(Records excerpted from a collection)
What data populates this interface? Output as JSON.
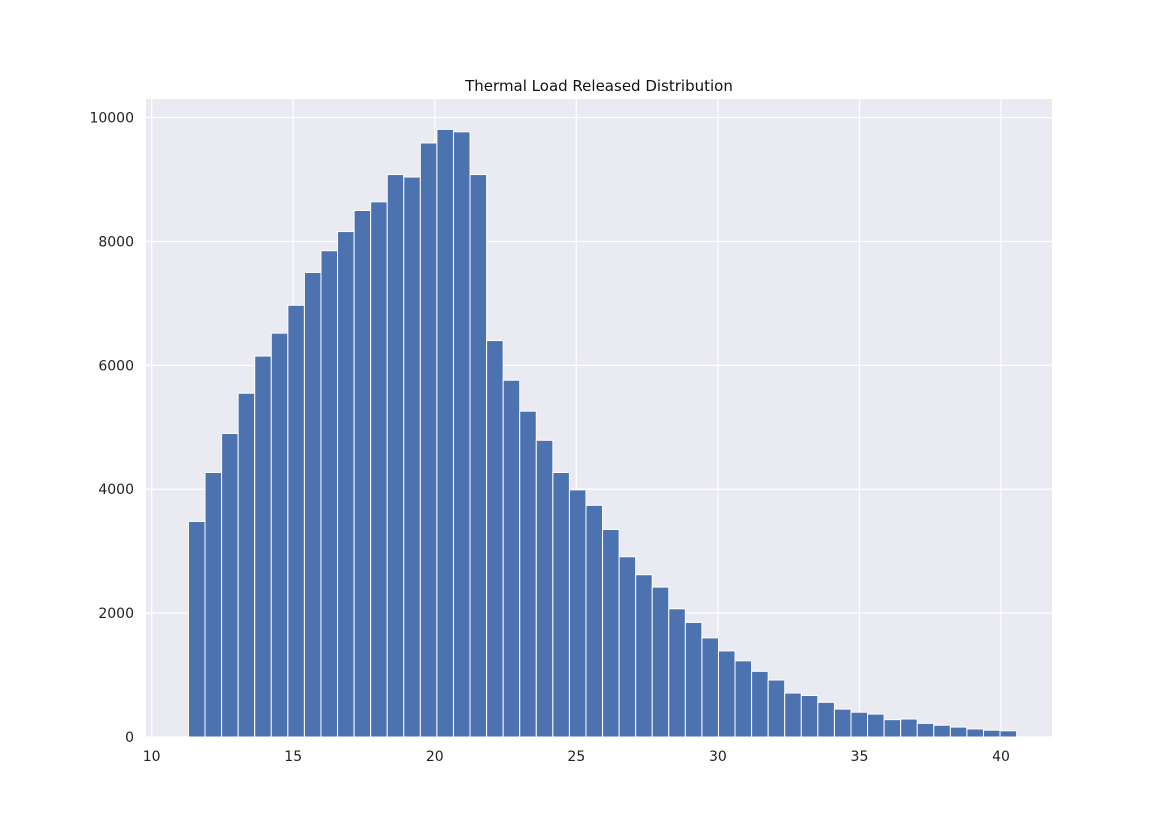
{
  "chart_data": {
    "type": "bar",
    "title": "Thermal Load Released Distribution",
    "xlabel": "",
    "ylabel": "",
    "xlim": [
      9.8,
      41.8
    ],
    "ylim": [
      0,
      10300
    ],
    "xticks": [
      10,
      15,
      20,
      25,
      30,
      35,
      40
    ],
    "xtick_labels": [
      "10",
      "15",
      "20",
      "25",
      "30",
      "35",
      "40"
    ],
    "yticks": [
      0,
      2000,
      4000,
      6000,
      8000,
      10000
    ],
    "ytick_labels": [
      "0",
      "2000",
      "4000",
      "6000",
      "8000",
      "10000"
    ],
    "grid": true,
    "legend": "none",
    "bin_start": 11.3,
    "bin_width": 0.585,
    "values": [
      3480,
      4270,
      4900,
      5550,
      6150,
      6520,
      6970,
      7500,
      7850,
      8160,
      8500,
      8640,
      9080,
      9040,
      9590,
      9810,
      9770,
      9080,
      6400,
      5760,
      5260,
      4790,
      4270,
      3990,
      3740,
      3350,
      2910,
      2620,
      2420,
      2070,
      1850,
      1600,
      1390,
      1230,
      1060,
      920,
      710,
      670,
      560,
      450,
      400,
      370,
      280,
      290,
      220,
      190,
      160,
      130,
      110,
      100
    ],
    "colors": {
      "bar": "#4c72b0",
      "background": "#eaeaf2",
      "grid": "#ffffff",
      "page": "#ffffff"
    }
  }
}
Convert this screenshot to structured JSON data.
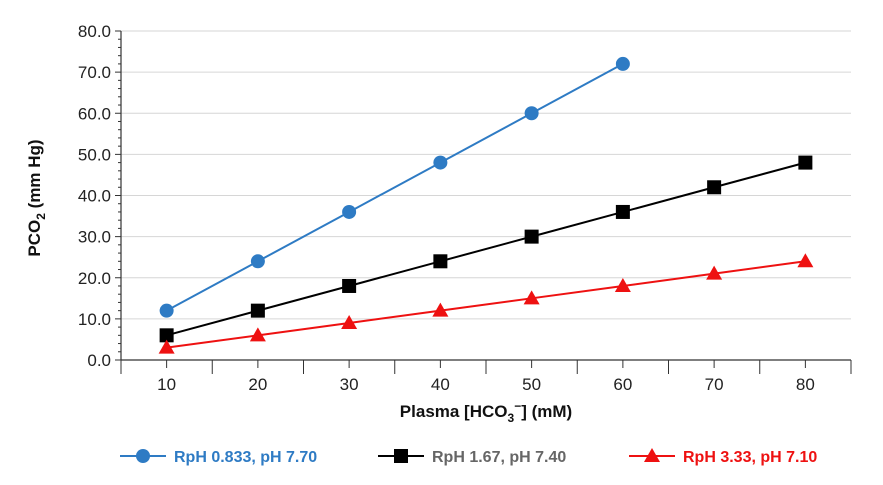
{
  "chart_data": {
    "type": "line",
    "title": "",
    "xlabel": {
      "main": "Plasma [HCO",
      "sub": "3",
      "sup": "−",
      "rest": "] (mM)"
    },
    "ylabel": {
      "main": "PCO",
      "sub": "2",
      "rest": " (mm Hg)"
    },
    "x_ticks": [
      "10",
      "20",
      "30",
      "40",
      "50",
      "60",
      "70",
      "80"
    ],
    "y_ticks": [
      "0.0",
      "10.0",
      "20.0",
      "30.0",
      "40.0",
      "50.0",
      "60.0",
      "70.0",
      "80.0"
    ],
    "xlim": [
      5,
      85
    ],
    "ylim": [
      0,
      80
    ],
    "y_grid": true,
    "legend_position": "bottom",
    "series": [
      {
        "name": "RpH 0.833, pH 7.70",
        "color": "#2e7bc4",
        "marker": "circle",
        "x": [
          10,
          20,
          30,
          40,
          50,
          60
        ],
        "y": [
          12,
          24,
          36,
          48,
          60,
          72
        ]
      },
      {
        "name": "RpH 1.67, pH 7.40",
        "color": "#000000",
        "marker": "square",
        "x": [
          10,
          20,
          30,
          40,
          50,
          60,
          70,
          80
        ],
        "y": [
          6,
          12,
          18,
          24,
          30,
          36,
          42,
          48
        ]
      },
      {
        "name": "RpH 3.33, pH 7.10",
        "color": "#ee1111",
        "marker": "triangle",
        "x": [
          10,
          20,
          30,
          40,
          50,
          60,
          70,
          80
        ],
        "y": [
          3,
          6,
          9,
          12,
          15,
          18,
          21,
          24
        ]
      }
    ],
    "legend_text_colors": [
      "#2e7bc4",
      "#666666",
      "#ee1111"
    ]
  }
}
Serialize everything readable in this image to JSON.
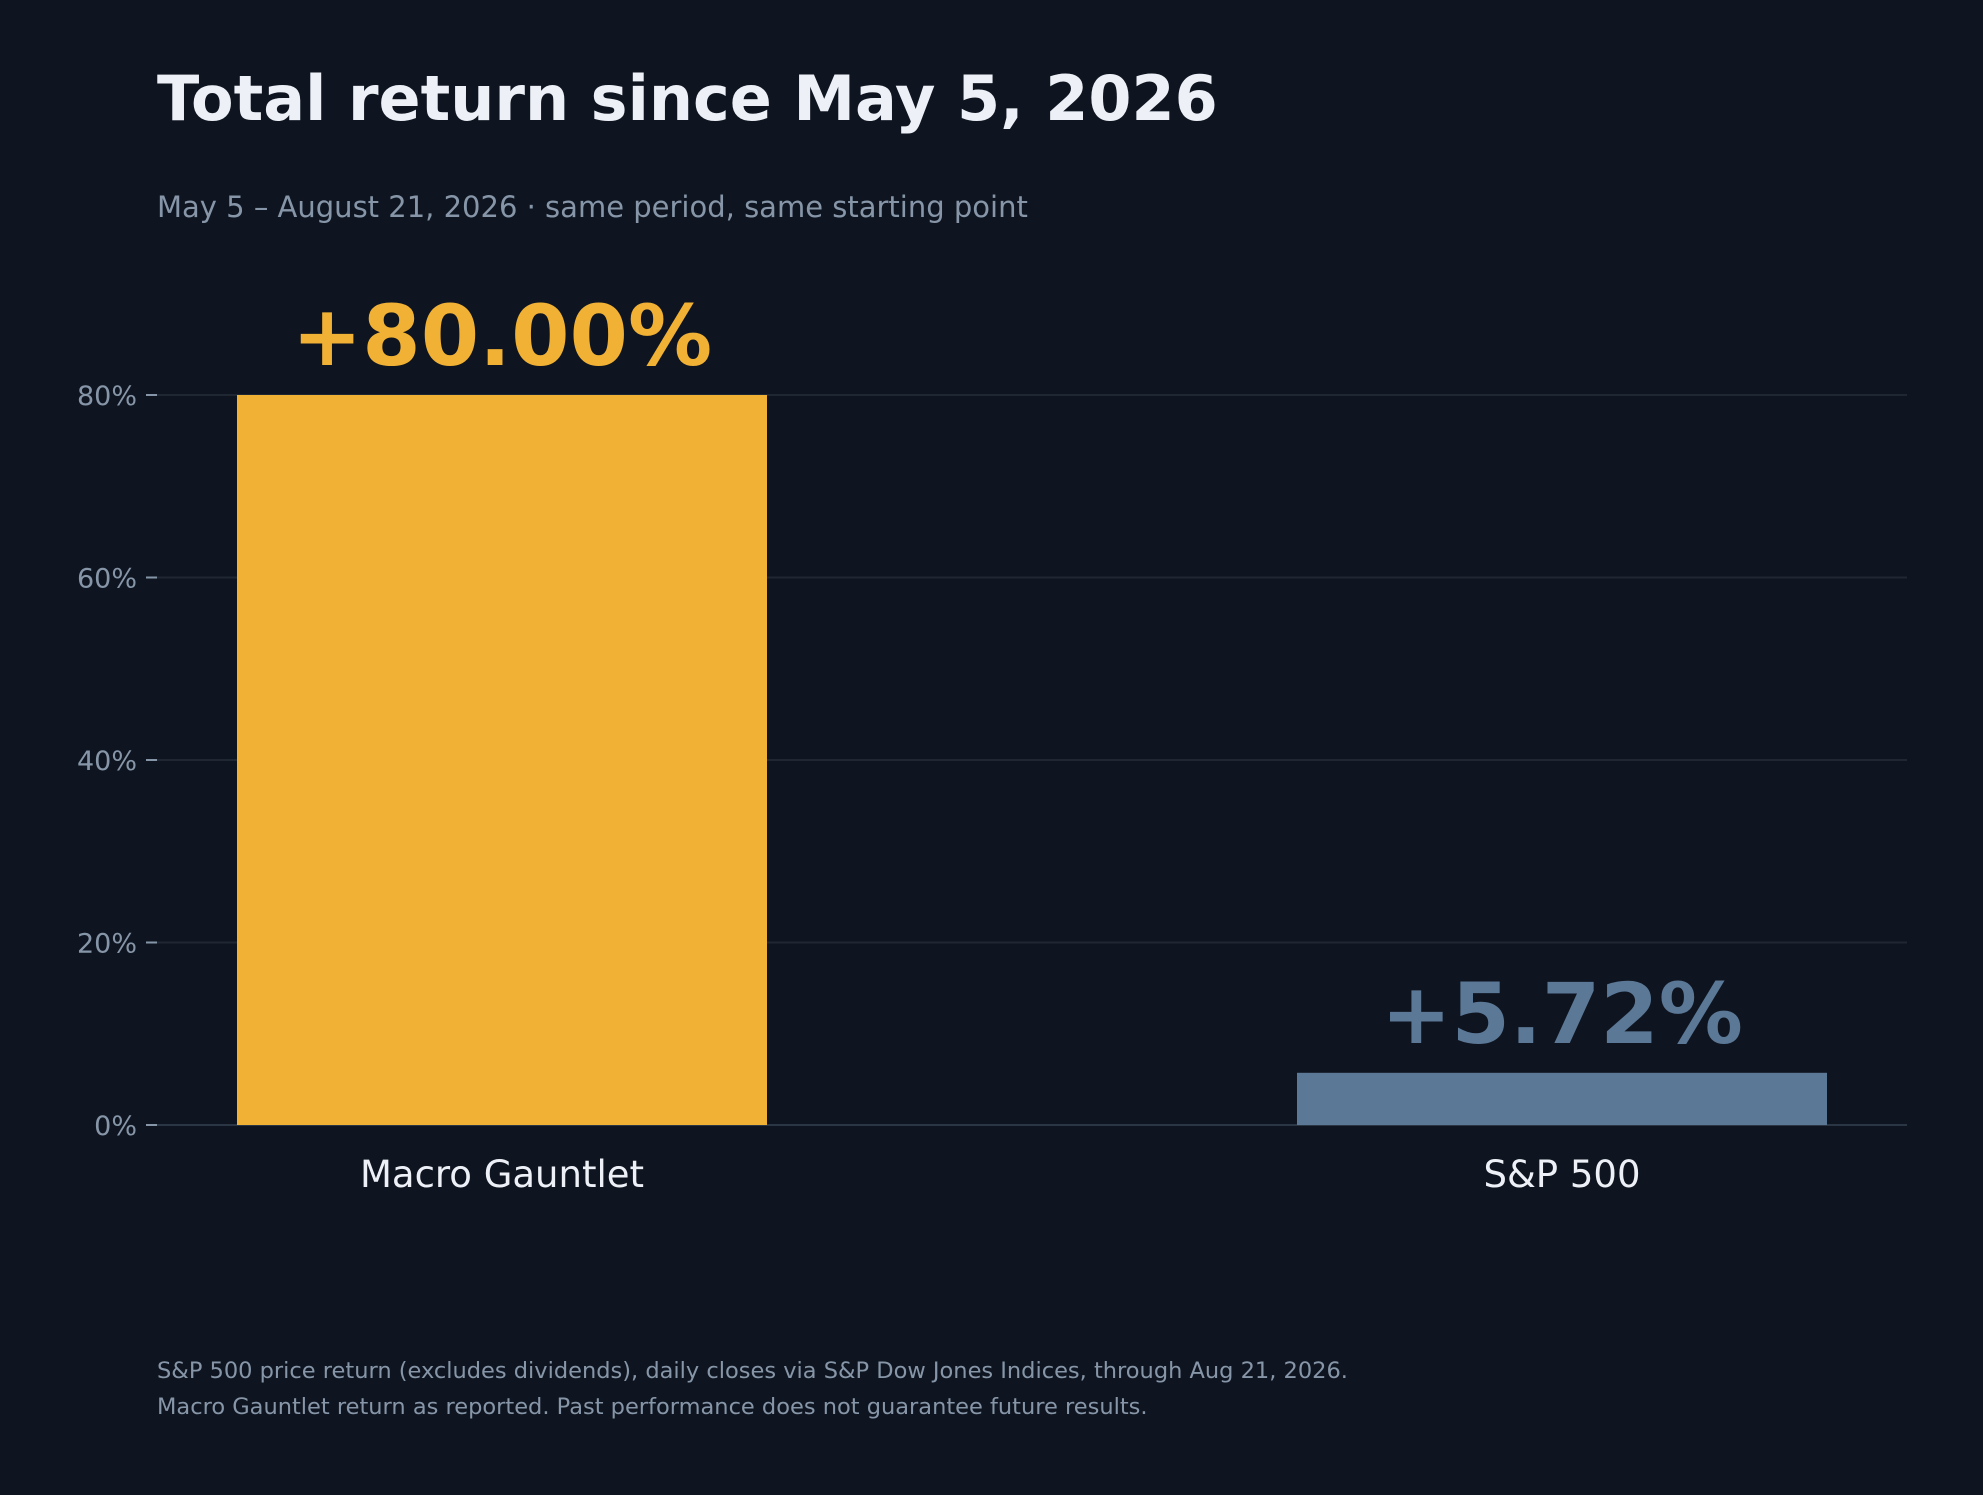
{
  "title": "Total return since May 5, 2026",
  "subtitle": "May 5 – August 21, 2026  ·  same period, same starting point",
  "footnote": {
    "line1": "S&P 500 price return (excludes dividends), daily closes via S&P Dow Jones Indices, through Aug 21, 2026.",
    "line2": "Macro Gauntlet return as reported. Past performance does not guarantee future results."
  },
  "colors": {
    "background": "#0f1520",
    "macro_gauntlet": "#f0b135",
    "sp500": "#5b7897",
    "grid": "#1f2733",
    "axis": "#2b3645",
    "tick": "#8696a8"
  },
  "chart_data": {
    "type": "bar",
    "categories": [
      "Macro Gauntlet",
      "S&P 500"
    ],
    "values": [
      80.0,
      5.72
    ],
    "value_labels": [
      "+80.00%",
      "+5.72%"
    ],
    "ylim": [
      0,
      80
    ],
    "yticks": [
      0,
      20,
      40,
      60,
      80
    ],
    "ytick_labels": [
      "0%",
      "20%",
      "40%",
      "60%",
      "80%"
    ],
    "grid": true,
    "legend": "none"
  }
}
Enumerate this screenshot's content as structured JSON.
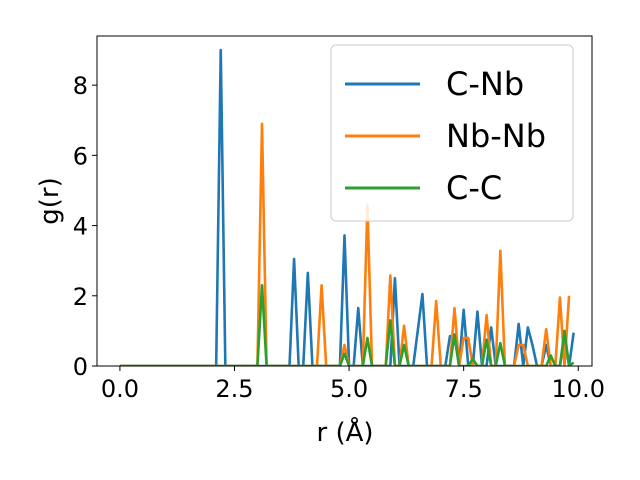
{
  "chart_data": {
    "type": "line",
    "title": "",
    "xlabel": "r (Å)",
    "ylabel": "g(r)",
    "xlim": [
      -0.5,
      10.3
    ],
    "ylim": [
      0,
      9.4
    ],
    "xticks": [
      0.0,
      2.5,
      5.0,
      7.5,
      10.0
    ],
    "xtick_labels": [
      "0.0",
      "2.5",
      "5.0",
      "7.5",
      "10.0"
    ],
    "yticks": [
      0,
      2,
      4,
      6,
      8
    ],
    "ytick_labels": [
      "0",
      "2",
      "4",
      "6",
      "8"
    ],
    "grid": false,
    "legend_position": "top-right",
    "series": [
      {
        "name": "C-Nb",
        "color": "#1f77b4",
        "points": [
          [
            0,
            0
          ],
          [
            2.1,
            0
          ],
          [
            2.2,
            9.0
          ],
          [
            2.3,
            0
          ],
          [
            3.7,
            0
          ],
          [
            3.8,
            3.05
          ],
          [
            3.9,
            0
          ],
          [
            4.0,
            0
          ],
          [
            4.1,
            2.65
          ],
          [
            4.2,
            0
          ],
          [
            4.8,
            0
          ],
          [
            4.9,
            3.72
          ],
          [
            5.0,
            0
          ],
          [
            5.1,
            0
          ],
          [
            5.2,
            1.65
          ],
          [
            5.3,
            0
          ],
          [
            5.9,
            0
          ],
          [
            6.0,
            2.5
          ],
          [
            6.1,
            0
          ],
          [
            6.4,
            0
          ],
          [
            6.6,
            2.05
          ],
          [
            6.7,
            0
          ],
          [
            7.1,
            0
          ],
          [
            7.2,
            0.85
          ],
          [
            7.3,
            0.85
          ],
          [
            7.4,
            0
          ],
          [
            7.5,
            1.6
          ],
          [
            7.6,
            0
          ],
          [
            7.7,
            0
          ],
          [
            7.8,
            1.55
          ],
          [
            7.9,
            0
          ],
          [
            8.0,
            0
          ],
          [
            8.1,
            1.1
          ],
          [
            8.2,
            0
          ],
          [
            8.6,
            0
          ],
          [
            8.7,
            1.2
          ],
          [
            8.8,
            0
          ],
          [
            8.9,
            1.1
          ],
          [
            9.0,
            0.6
          ],
          [
            9.1,
            0
          ],
          [
            9.2,
            0
          ],
          [
            9.3,
            0.6
          ],
          [
            9.4,
            0
          ],
          [
            9.5,
            0
          ],
          [
            9.6,
            0
          ],
          [
            9.7,
            0.85
          ],
          [
            9.8,
            0
          ],
          [
            9.9,
            0.95
          ]
        ]
      },
      {
        "name": "Nb-Nb",
        "color": "#ff7f0e",
        "points": [
          [
            0,
            0
          ],
          [
            3.0,
            0
          ],
          [
            3.1,
            6.9
          ],
          [
            3.2,
            0
          ],
          [
            4.3,
            0
          ],
          [
            4.4,
            2.3
          ],
          [
            4.5,
            0
          ],
          [
            4.8,
            0
          ],
          [
            4.9,
            0.6
          ],
          [
            5.0,
            0
          ],
          [
            5.3,
            0
          ],
          [
            5.4,
            4.6
          ],
          [
            5.5,
            0
          ],
          [
            5.8,
            0
          ],
          [
            5.9,
            2.58
          ],
          [
            6.0,
            0
          ],
          [
            6.1,
            0
          ],
          [
            6.2,
            1.15
          ],
          [
            6.3,
            0
          ],
          [
            6.8,
            0
          ],
          [
            6.9,
            1.85
          ],
          [
            7.0,
            0
          ],
          [
            7.2,
            0
          ],
          [
            7.3,
            1.65
          ],
          [
            7.4,
            0
          ],
          [
            7.5,
            0.8
          ],
          [
            7.6,
            0.8
          ],
          [
            7.7,
            0
          ],
          [
            7.9,
            0
          ],
          [
            8.0,
            1.45
          ],
          [
            8.1,
            0
          ],
          [
            8.2,
            0
          ],
          [
            8.3,
            3.28
          ],
          [
            8.4,
            0
          ],
          [
            8.6,
            0
          ],
          [
            8.7,
            0.6
          ],
          [
            8.8,
            0.6
          ],
          [
            8.9,
            0
          ],
          [
            9.2,
            0
          ],
          [
            9.3,
            1.05
          ],
          [
            9.4,
            0
          ],
          [
            9.5,
            0
          ],
          [
            9.6,
            1.95
          ],
          [
            9.7,
            0
          ],
          [
            9.8,
            2.0
          ]
        ]
      },
      {
        "name": "C-C",
        "color": "#2ca02c",
        "points": [
          [
            0,
            0
          ],
          [
            3.0,
            0
          ],
          [
            3.1,
            2.3
          ],
          [
            3.2,
            0
          ],
          [
            4.8,
            0
          ],
          [
            4.9,
            0.35
          ],
          [
            5.0,
            0
          ],
          [
            5.3,
            0
          ],
          [
            5.4,
            0.8
          ],
          [
            5.5,
            0
          ],
          [
            5.8,
            0
          ],
          [
            5.9,
            1.3
          ],
          [
            6.0,
            0
          ],
          [
            6.1,
            0
          ],
          [
            6.2,
            0.6
          ],
          [
            6.3,
            0
          ],
          [
            7.2,
            0
          ],
          [
            7.3,
            0.9
          ],
          [
            7.4,
            0
          ],
          [
            7.6,
            0
          ],
          [
            7.7,
            0.2
          ],
          [
            7.8,
            0
          ],
          [
            7.9,
            0
          ],
          [
            8.0,
            0.75
          ],
          [
            8.1,
            0
          ],
          [
            8.2,
            0
          ],
          [
            8.3,
            0.65
          ],
          [
            8.4,
            0
          ],
          [
            9.3,
            0
          ],
          [
            9.4,
            0.3
          ],
          [
            9.5,
            0
          ],
          [
            9.6,
            0
          ],
          [
            9.7,
            1.0
          ],
          [
            9.8,
            0
          ],
          [
            9.9,
            0.1
          ]
        ]
      }
    ]
  }
}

— Your task —
Tell how many lines of the material above hold "background", answering with a bare number.

— Output of the exercise —
2